### Given exercise
Emit the entire listing verbatim.

### Records supplied
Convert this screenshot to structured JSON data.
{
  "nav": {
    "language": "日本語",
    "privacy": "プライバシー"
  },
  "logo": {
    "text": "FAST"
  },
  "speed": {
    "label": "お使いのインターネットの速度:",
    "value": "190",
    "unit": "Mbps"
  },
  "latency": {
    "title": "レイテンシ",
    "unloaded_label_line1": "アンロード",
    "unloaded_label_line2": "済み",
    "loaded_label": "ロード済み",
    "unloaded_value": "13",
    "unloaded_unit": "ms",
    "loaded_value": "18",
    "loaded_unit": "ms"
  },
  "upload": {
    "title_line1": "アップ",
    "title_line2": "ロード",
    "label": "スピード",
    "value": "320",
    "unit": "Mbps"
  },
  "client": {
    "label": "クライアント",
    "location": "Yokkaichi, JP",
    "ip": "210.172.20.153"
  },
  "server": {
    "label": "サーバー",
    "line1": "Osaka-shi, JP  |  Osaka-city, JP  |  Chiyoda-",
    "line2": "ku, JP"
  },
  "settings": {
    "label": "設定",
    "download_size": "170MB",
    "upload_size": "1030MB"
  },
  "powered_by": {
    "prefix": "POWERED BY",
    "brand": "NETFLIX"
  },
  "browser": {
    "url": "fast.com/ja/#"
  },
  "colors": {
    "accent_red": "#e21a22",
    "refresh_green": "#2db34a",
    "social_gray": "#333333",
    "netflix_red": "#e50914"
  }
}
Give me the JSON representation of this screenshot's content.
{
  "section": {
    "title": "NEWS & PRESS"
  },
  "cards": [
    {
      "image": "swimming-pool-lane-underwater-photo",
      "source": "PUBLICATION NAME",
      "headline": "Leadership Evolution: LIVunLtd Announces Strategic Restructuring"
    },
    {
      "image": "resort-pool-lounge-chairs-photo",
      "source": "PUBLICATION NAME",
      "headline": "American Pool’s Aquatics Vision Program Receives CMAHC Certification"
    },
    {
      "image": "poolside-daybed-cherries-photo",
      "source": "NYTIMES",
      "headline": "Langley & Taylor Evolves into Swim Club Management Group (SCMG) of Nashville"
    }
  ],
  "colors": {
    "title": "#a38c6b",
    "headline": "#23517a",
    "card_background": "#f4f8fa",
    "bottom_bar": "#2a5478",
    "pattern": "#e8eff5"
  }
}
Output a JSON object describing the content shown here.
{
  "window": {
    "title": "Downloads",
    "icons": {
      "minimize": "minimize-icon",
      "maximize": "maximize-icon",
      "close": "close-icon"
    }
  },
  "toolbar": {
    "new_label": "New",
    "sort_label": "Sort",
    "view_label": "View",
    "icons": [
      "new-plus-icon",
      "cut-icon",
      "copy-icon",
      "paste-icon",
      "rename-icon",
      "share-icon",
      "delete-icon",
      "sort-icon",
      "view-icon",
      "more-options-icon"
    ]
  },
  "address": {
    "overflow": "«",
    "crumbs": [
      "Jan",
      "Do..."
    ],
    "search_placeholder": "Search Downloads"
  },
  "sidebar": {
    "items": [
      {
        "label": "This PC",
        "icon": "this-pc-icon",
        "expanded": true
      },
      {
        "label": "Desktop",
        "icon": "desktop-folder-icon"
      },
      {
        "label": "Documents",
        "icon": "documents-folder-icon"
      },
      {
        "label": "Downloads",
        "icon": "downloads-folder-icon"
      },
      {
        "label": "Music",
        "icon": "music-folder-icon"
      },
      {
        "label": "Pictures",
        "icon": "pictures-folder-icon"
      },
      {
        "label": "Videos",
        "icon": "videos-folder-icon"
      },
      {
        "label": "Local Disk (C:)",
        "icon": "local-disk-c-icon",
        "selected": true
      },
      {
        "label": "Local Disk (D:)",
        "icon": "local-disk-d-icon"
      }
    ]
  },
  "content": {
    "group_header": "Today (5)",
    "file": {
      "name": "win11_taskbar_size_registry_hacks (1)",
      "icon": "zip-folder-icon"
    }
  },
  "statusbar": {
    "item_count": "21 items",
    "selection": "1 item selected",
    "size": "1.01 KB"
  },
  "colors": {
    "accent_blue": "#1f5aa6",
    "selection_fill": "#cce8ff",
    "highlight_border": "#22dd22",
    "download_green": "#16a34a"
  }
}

### Complete answer
Convert this screenshot to structured JSON data.
{
  "nav": {
    "language": "日本語",
    "privacy": "プライバシー"
  },
  "logo": {
    "text": "FAST"
  },
  "speed": {
    "label": "お使いのインターネットの速度:",
    "value": "190",
    "unit": "Mbps"
  },
  "latency": {
    "title": "レイテンシ",
    "unloaded_label_line1": "アンロード",
    "unloaded_label_line2": "済み",
    "loaded_label": "ロード済み",
    "unloaded_value": "13",
    "unloaded_unit": "ms",
    "loaded_value": "18",
    "loaded_unit": "ms"
  },
  "upload": {
    "title_line1": "アップ",
    "title_line2": "ロード",
    "label": "スピード",
    "value": "320",
    "unit": "Mbps"
  },
  "client": {
    "label": "クライアント",
    "location": "Yokkaichi, JP",
    "ip": "210.172.20.153"
  },
  "server": {
    "label": "サーバー",
    "line1": "Osaka-shi, JP  |  Osaka-city, JP  |  Chiyoda-",
    "line2": "ku, JP"
  },
  "settings": {
    "label": "設定",
    "download_size": "170MB",
    "upload_size": "1030MB"
  },
  "powered_by": {
    "prefix": "POWERED BY",
    "brand": "NETFLIX"
  },
  "browser": {
    "url": "fast.com/ja/#"
  },
  "colors": {
    "accent_red": "#e21a22",
    "refresh_green": "#2db34a",
    "social_gray": "#333333",
    "netflix_red": "#e50914"
  }
}
Give me the JSON representation of this screenshot's content.
{
  "section": {
    "title": "NEWS & PRESS"
  },
  "cards": [
    {
      "image": "swimming-pool-lane-underwater-photo",
      "source": "PUBLICATION NAME",
      "headline": "Leadership Evolution: LIVunLtd Announces Strategic Restructuring"
    },
    {
      "image": "resort-pool-lounge-chairs-photo",
      "source": "PUBLICATION NAME",
      "headline": "American Pool’s Aquatics Vision Program Receives CMAHC Certification"
    },
    {
      "image": "poolside-daybed-cherries-photo",
      "source": "NYTIMES",
      "headline": "Langley & Taylor Evolves into Swim Club Management Group (SCMG) of Nashville"
    }
  ],
  "colors": {
    "title": "#a38c6b",
    "headline": "#23517a",
    "card_background": "#f4f8fa",
    "bottom_bar": "#2a5478",
    "pattern": "#e8eff5"
  }
}
Output a JSON object describing the content shown here.
{
  "window": {
    "title": "Downloads",
    "icons": {
      "minimize": "minimize-icon",
      "maximize": "maximize-icon",
      "close": "close-icon"
    }
  },
  "toolbar": {
    "new_label": "New",
    "sort_label": "Sort",
    "view_label": "View",
    "icons": [
      "new-plus-icon",
      "cut-icon",
      "copy-icon",
      "paste-icon",
      "rename-icon",
      "share-icon",
      "delete-icon",
      "sort-icon",
      "view-icon",
      "more-options-icon"
    ]
  },
  "address": {
    "overflow": "«",
    "crumbs": [
      "Jan",
      "Do..."
    ],
    "search_placeholder": "Search Downloads"
  },
  "sidebar": {
    "items": [
      {
        "label": "This PC",
        "icon": "this-pc-icon",
        "expanded": true
      },
      {
        "label": "Desktop",
        "icon": "desktop-folder-icon"
      },
      {
        "label": "Documents",
        "icon": "documents-folder-icon"
      },
      {
        "label": "Downloads",
        "icon": "downloads-folder-icon"
      },
      {
        "label": "Music",
        "icon": "music-folder-icon"
      },
      {
        "label": "Pictures",
        "icon": "pictures-folder-icon"
      },
      {
        "label": "Videos",
        "icon": "videos-folder-icon"
      },
      {
        "label": "Local Disk (C:)",
        "icon": "local-disk-c-icon",
        "selected": true
      },
      {
        "label": "Local Disk (D:)",
        "icon": "local-disk-d-icon"
      }
    ]
  },
  "content": {
    "group_header": "Today (5)",
    "file": {
      "name": "win11_taskbar_size_registry_hacks (1)",
      "icon": "zip-folder-icon"
    }
  },
  "statusbar": {
    "item_count": "21 items",
    "selection": "1 item selected",
    "size": "1.01 KB"
  },
  "colors": {
    "accent_blue": "#1f5aa6",
    "selection_fill": "#cce8ff",
    "highlight_border": "#22dd22",
    "download_green": "#16a34a"
  }
}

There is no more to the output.